Task to carry out – Quote the records that follow in full and exactly; leave out the pictures.

Exercise material –
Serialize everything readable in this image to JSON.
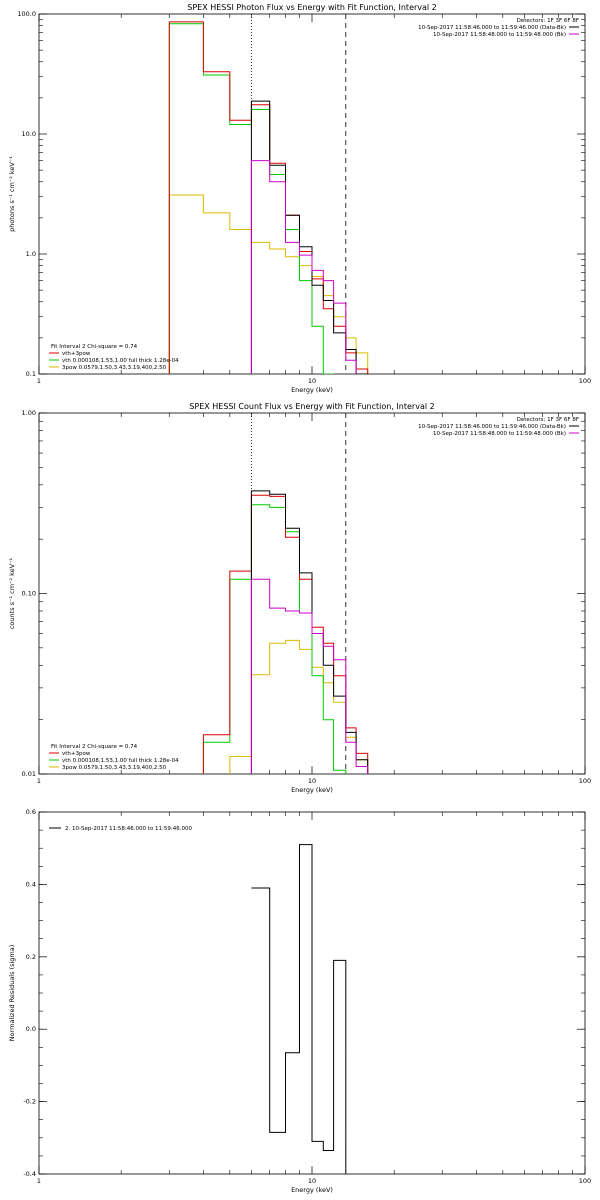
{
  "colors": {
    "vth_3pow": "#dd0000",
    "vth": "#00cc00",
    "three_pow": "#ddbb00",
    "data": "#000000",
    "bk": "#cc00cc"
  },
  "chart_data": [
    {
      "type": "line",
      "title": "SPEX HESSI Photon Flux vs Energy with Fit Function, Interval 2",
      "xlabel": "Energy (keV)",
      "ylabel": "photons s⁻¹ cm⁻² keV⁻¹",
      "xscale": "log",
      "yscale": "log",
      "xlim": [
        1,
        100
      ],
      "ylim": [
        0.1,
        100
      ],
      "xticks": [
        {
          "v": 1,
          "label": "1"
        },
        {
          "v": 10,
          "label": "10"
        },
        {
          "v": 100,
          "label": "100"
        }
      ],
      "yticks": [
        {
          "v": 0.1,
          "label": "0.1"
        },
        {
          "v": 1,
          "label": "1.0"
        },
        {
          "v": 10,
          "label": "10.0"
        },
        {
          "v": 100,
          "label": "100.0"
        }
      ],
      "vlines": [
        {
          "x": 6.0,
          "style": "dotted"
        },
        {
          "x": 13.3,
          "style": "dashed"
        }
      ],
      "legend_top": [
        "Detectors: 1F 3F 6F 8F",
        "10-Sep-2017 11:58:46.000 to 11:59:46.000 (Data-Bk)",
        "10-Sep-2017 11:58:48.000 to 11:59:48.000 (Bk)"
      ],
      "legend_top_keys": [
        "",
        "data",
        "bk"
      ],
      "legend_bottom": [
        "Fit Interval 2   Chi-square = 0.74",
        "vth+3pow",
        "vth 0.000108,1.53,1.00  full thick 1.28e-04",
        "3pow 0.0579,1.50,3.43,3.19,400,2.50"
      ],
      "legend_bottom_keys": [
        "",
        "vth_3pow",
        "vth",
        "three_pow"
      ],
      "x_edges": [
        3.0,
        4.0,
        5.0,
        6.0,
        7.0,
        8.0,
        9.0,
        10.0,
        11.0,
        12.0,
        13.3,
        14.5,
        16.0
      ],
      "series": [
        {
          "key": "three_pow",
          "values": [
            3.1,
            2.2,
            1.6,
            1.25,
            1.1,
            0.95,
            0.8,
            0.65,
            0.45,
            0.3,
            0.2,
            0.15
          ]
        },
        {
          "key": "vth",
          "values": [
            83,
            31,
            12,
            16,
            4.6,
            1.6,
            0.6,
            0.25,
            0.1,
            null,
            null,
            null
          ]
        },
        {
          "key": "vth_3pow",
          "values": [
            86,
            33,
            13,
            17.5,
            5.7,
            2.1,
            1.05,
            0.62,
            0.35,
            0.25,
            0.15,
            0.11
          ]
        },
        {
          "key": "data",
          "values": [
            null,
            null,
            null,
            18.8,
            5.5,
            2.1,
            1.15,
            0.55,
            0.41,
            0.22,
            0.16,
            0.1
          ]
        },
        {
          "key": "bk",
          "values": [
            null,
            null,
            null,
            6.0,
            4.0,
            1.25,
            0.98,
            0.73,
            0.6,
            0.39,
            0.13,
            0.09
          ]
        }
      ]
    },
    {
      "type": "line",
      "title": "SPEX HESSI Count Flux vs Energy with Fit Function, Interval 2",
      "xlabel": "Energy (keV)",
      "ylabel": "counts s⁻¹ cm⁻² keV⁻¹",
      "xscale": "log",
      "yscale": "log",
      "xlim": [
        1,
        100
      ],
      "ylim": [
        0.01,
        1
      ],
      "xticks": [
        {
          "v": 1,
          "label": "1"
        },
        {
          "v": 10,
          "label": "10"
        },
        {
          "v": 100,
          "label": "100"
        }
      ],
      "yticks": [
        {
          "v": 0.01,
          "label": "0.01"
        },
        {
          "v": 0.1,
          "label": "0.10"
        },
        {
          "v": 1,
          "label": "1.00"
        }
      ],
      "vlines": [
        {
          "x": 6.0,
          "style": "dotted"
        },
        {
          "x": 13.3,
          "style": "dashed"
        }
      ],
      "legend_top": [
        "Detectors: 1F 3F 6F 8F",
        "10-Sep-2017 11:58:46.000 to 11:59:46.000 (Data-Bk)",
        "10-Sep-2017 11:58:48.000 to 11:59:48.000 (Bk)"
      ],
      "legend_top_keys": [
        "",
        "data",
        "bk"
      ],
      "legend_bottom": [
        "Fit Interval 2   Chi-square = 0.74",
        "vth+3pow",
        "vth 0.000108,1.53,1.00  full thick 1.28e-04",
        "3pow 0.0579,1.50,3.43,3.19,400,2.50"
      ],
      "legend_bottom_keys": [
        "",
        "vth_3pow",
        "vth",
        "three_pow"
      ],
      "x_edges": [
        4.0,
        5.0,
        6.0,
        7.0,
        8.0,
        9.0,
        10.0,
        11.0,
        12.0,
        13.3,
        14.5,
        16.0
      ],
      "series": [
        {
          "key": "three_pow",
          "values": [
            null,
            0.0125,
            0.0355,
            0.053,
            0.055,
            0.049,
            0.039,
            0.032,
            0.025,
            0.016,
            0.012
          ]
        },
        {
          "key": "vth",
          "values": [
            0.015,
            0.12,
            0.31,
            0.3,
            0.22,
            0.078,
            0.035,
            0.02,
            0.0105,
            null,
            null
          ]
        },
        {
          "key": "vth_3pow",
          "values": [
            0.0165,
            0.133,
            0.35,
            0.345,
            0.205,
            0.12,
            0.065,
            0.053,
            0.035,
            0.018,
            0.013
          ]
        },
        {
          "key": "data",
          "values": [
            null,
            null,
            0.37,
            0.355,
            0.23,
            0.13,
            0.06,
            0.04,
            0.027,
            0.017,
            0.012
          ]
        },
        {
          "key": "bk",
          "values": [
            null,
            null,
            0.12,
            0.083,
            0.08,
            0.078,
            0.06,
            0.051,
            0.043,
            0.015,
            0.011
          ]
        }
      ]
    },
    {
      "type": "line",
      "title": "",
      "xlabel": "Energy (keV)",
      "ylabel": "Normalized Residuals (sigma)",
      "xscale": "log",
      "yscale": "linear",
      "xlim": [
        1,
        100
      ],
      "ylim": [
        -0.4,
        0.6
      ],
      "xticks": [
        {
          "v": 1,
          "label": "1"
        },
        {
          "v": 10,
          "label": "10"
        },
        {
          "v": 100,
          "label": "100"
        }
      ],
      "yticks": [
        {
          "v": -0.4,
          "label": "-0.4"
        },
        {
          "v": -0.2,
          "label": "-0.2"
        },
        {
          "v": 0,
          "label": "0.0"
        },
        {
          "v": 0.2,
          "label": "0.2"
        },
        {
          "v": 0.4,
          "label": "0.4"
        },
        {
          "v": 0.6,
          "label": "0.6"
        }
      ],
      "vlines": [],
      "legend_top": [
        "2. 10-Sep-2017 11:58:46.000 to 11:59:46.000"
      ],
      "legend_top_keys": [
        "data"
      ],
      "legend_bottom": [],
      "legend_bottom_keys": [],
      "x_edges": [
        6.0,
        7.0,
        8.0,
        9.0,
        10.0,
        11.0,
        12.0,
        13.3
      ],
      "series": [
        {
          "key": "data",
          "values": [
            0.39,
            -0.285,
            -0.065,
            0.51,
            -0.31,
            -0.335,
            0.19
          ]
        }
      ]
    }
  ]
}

Completed task –
Serialize everything readable in this image to JSON.
{
  "colors": {
    "vth_3pow": "#dd0000",
    "vth": "#00cc00",
    "three_pow": "#ddbb00",
    "data": "#000000",
    "bk": "#cc00cc"
  },
  "chart_data": [
    {
      "type": "line",
      "title": "SPEX HESSI Photon Flux vs Energy with Fit Function, Interval 2",
      "xlabel": "Energy (keV)",
      "ylabel": "photons s⁻¹ cm⁻² keV⁻¹",
      "xscale": "log",
      "yscale": "log",
      "xlim": [
        1,
        100
      ],
      "ylim": [
        0.1,
        100
      ],
      "xticks": [
        {
          "v": 1,
          "label": "1"
        },
        {
          "v": 10,
          "label": "10"
        },
        {
          "v": 100,
          "label": "100"
        }
      ],
      "yticks": [
        {
          "v": 0.1,
          "label": "0.1"
        },
        {
          "v": 1,
          "label": "1.0"
        },
        {
          "v": 10,
          "label": "10.0"
        },
        {
          "v": 100,
          "label": "100.0"
        }
      ],
      "vlines": [
        {
          "x": 6.0,
          "style": "dotted"
        },
        {
          "x": 13.3,
          "style": "dashed"
        }
      ],
      "legend_top": [
        "Detectors: 1F 3F 6F 8F",
        "10-Sep-2017 11:58:46.000 to 11:59:46.000 (Data-Bk)",
        "10-Sep-2017 11:58:48.000 to 11:59:48.000 (Bk)"
      ],
      "legend_top_keys": [
        "",
        "data",
        "bk"
      ],
      "legend_bottom": [
        "Fit Interval 2   Chi-square = 0.74",
        "vth+3pow",
        "vth 0.000108,1.53,1.00  full thick 1.28e-04",
        "3pow 0.0579,1.50,3.43,3.19,400,2.50"
      ],
      "legend_bottom_keys": [
        "",
        "vth_3pow",
        "vth",
        "three_pow"
      ],
      "x_edges": [
        3.0,
        4.0,
        5.0,
        6.0,
        7.0,
        8.0,
        9.0,
        10.0,
        11.0,
        12.0,
        13.3,
        14.5,
        16.0
      ],
      "series": [
        {
          "key": "three_pow",
          "values": [
            3.1,
            2.2,
            1.6,
            1.25,
            1.1,
            0.95,
            0.8,
            0.65,
            0.45,
            0.3,
            0.2,
            0.15
          ]
        },
        {
          "key": "vth",
          "values": [
            83,
            31,
            12,
            16,
            4.6,
            1.6,
            0.6,
            0.25,
            0.1,
            null,
            null,
            null
          ]
        },
        {
          "key": "vth_3pow",
          "values": [
            86,
            33,
            13,
            17.5,
            5.7,
            2.1,
            1.05,
            0.62,
            0.35,
            0.25,
            0.15,
            0.11
          ]
        },
        {
          "key": "data",
          "values": [
            null,
            null,
            null,
            18.8,
            5.5,
            2.1,
            1.15,
            0.55,
            0.41,
            0.22,
            0.16,
            0.1
          ]
        },
        {
          "key": "bk",
          "values": [
            null,
            null,
            null,
            6.0,
            4.0,
            1.25,
            0.98,
            0.73,
            0.6,
            0.39,
            0.13,
            0.09
          ]
        }
      ]
    },
    {
      "type": "line",
      "title": "SPEX HESSI Count Flux vs Energy with Fit Function, Interval 2",
      "xlabel": "Energy (keV)",
      "ylabel": "counts s⁻¹ cm⁻² keV⁻¹",
      "xscale": "log",
      "yscale": "log",
      "xlim": [
        1,
        100
      ],
      "ylim": [
        0.01,
        1
      ],
      "xticks": [
        {
          "v": 1,
          "label": "1"
        },
        {
          "v": 10,
          "label": "10"
        },
        {
          "v": 100,
          "label": "100"
        }
      ],
      "yticks": [
        {
          "v": 0.01,
          "label": "0.01"
        },
        {
          "v": 0.1,
          "label": "0.10"
        },
        {
          "v": 1,
          "label": "1.00"
        }
      ],
      "vlines": [
        {
          "x": 6.0,
          "style": "dotted"
        },
        {
          "x": 13.3,
          "style": "dashed"
        }
      ],
      "legend_top": [
        "Detectors: 1F 3F 6F 8F",
        "10-Sep-2017 11:58:46.000 to 11:59:46.000 (Data-Bk)",
        "10-Sep-2017 11:58:48.000 to 11:59:48.000 (Bk)"
      ],
      "legend_top_keys": [
        "",
        "data",
        "bk"
      ],
      "legend_bottom": [
        "Fit Interval 2   Chi-square = 0.74",
        "vth+3pow",
        "vth 0.000108,1.53,1.00  full thick 1.28e-04",
        "3pow 0.0579,1.50,3.43,3.19,400,2.50"
      ],
      "legend_bottom_keys": [
        "",
        "vth_3pow",
        "vth",
        "three_pow"
      ],
      "x_edges": [
        4.0,
        5.0,
        6.0,
        7.0,
        8.0,
        9.0,
        10.0,
        11.0,
        12.0,
        13.3,
        14.5,
        16.0
      ],
      "series": [
        {
          "key": "three_pow",
          "values": [
            null,
            0.0125,
            0.0355,
            0.053,
            0.055,
            0.049,
            0.039,
            0.032,
            0.025,
            0.016,
            0.012
          ]
        },
        {
          "key": "vth",
          "values": [
            0.015,
            0.12,
            0.31,
            0.3,
            0.22,
            0.078,
            0.035,
            0.02,
            0.0105,
            null,
            null
          ]
        },
        {
          "key": "vth_3pow",
          "values": [
            0.0165,
            0.133,
            0.35,
            0.345,
            0.205,
            0.12,
            0.065,
            0.053,
            0.035,
            0.018,
            0.013
          ]
        },
        {
          "key": "data",
          "values": [
            null,
            null,
            0.37,
            0.355,
            0.23,
            0.13,
            0.06,
            0.04,
            0.027,
            0.017,
            0.012
          ]
        },
        {
          "key": "bk",
          "values": [
            null,
            null,
            0.12,
            0.083,
            0.08,
            0.078,
            0.06,
            0.051,
            0.043,
            0.015,
            0.011
          ]
        }
      ]
    },
    {
      "type": "line",
      "title": "",
      "xlabel": "Energy (keV)",
      "ylabel": "Normalized Residuals (sigma)",
      "xscale": "log",
      "yscale": "linear",
      "xlim": [
        1,
        100
      ],
      "ylim": [
        -0.4,
        0.6
      ],
      "xticks": [
        {
          "v": 1,
          "label": "1"
        },
        {
          "v": 10,
          "label": "10"
        },
        {
          "v": 100,
          "label": "100"
        }
      ],
      "yticks": [
        {
          "v": -0.4,
          "label": "-0.4"
        },
        {
          "v": -0.2,
          "label": "-0.2"
        },
        {
          "v": 0,
          "label": "0.0"
        },
        {
          "v": 0.2,
          "label": "0.2"
        },
        {
          "v": 0.4,
          "label": "0.4"
        },
        {
          "v": 0.6,
          "label": "0.6"
        }
      ],
      "vlines": [],
      "legend_top": [
        "2. 10-Sep-2017 11:58:46.000 to 11:59:46.000"
      ],
      "legend_top_keys": [
        "data"
      ],
      "legend_bottom": [],
      "legend_bottom_keys": [],
      "x_edges": [
        6.0,
        7.0,
        8.0,
        9.0,
        10.0,
        11.0,
        12.0,
        13.3
      ],
      "series": [
        {
          "key": "data",
          "values": [
            0.39,
            -0.285,
            -0.065,
            0.51,
            -0.31,
            -0.335,
            0.19
          ]
        }
      ]
    }
  ]
}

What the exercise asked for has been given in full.